Using the listing below, give the number of lines where "horizontal" appears, and nothing else.

**********

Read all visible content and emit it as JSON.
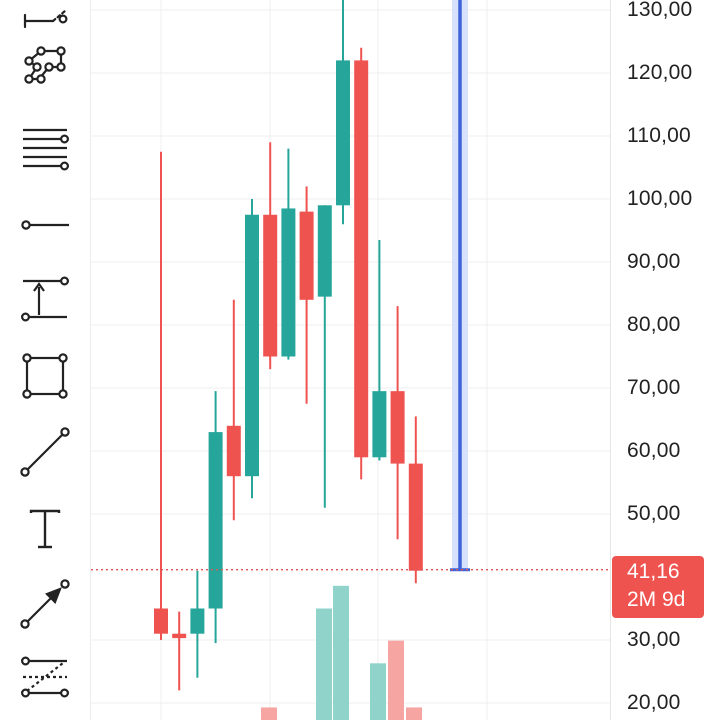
{
  "colors": {
    "up": "#26a69a",
    "down": "#ef5350",
    "vol_up": "#8fd3cb",
    "vol_down": "#f6a5a3",
    "measure": "#3f63d9",
    "measure_fill": "#d6e2fb",
    "grid": "#efefef",
    "last_price_line": "#e05353"
  },
  "toolbar": {
    "items": [
      {
        "icon": "pitchfork-icon"
      },
      {
        "icon": "pattern-icon"
      },
      {
        "icon": "horizontal-lines-icon"
      },
      {
        "icon": "horizontal-ray-icon"
      },
      {
        "icon": "price-range-icon"
      },
      {
        "icon": "rectangle-icon"
      },
      {
        "icon": "trend-line-icon"
      },
      {
        "icon": "text-icon"
      },
      {
        "icon": "arrow-icon"
      },
      {
        "icon": "fib-retracement-icon"
      }
    ]
  },
  "price_tag": {
    "price": "41,16",
    "countdown": "2M 9d"
  },
  "chart_data": {
    "type": "candlestick",
    "y_range": [
      16,
      133
    ],
    "y_ticks": [
      "130,00",
      "120,00",
      "110,00",
      "100,00",
      "90,00",
      "80,00",
      "70,00",
      "60,00",
      "50,00",
      "30,00",
      "20,00"
    ],
    "last_price": 41.16,
    "candles": [
      {
        "open": 35,
        "high": 107.5,
        "low": 30,
        "close": 31
      },
      {
        "open": 31,
        "high": 34.5,
        "low": 22,
        "close": 30.3
      },
      {
        "open": 31,
        "high": 41,
        "low": 24,
        "close": 35
      },
      {
        "open": 35,
        "high": 69.5,
        "low": 29.5,
        "close": 63
      },
      {
        "open": 64,
        "high": 84,
        "low": 49,
        "close": 56
      },
      {
        "open": 56,
        "high": 100,
        "low": 52.5,
        "close": 97.5
      },
      {
        "open": 97.5,
        "high": 109,
        "low": 73,
        "close": 75
      },
      {
        "open": 75,
        "high": 108,
        "low": 74.5,
        "close": 98.5
      },
      {
        "open": 98,
        "high": 102,
        "low": 67.5,
        "close": 84
      },
      {
        "open": 84.5,
        "high": 99,
        "low": 51,
        "close": 99
      },
      {
        "open": 99,
        "high": 133,
        "low": 96,
        "close": 122
      },
      {
        "open": 122,
        "high": 124,
        "low": 55.5,
        "close": 59
      },
      {
        "open": 59,
        "high": 93.5,
        "low": 58.5,
        "close": 69.5
      },
      {
        "open": 69.5,
        "high": 83,
        "low": 46,
        "close": 58
      },
      {
        "open": 58,
        "high": 65.5,
        "low": 39,
        "close": 41
      }
    ],
    "volumes": [
      {
        "value": 19.3,
        "dir": "down"
      },
      {
        "value": 35,
        "dir": "up"
      },
      {
        "value": 38.6,
        "dir": "up"
      },
      {
        "value": 26.3,
        "dir": "up"
      },
      {
        "value": 29.9,
        "dir": "down"
      },
      {
        "value": 19.3,
        "dir": "down"
      }
    ]
  }
}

**********

Correct result:
2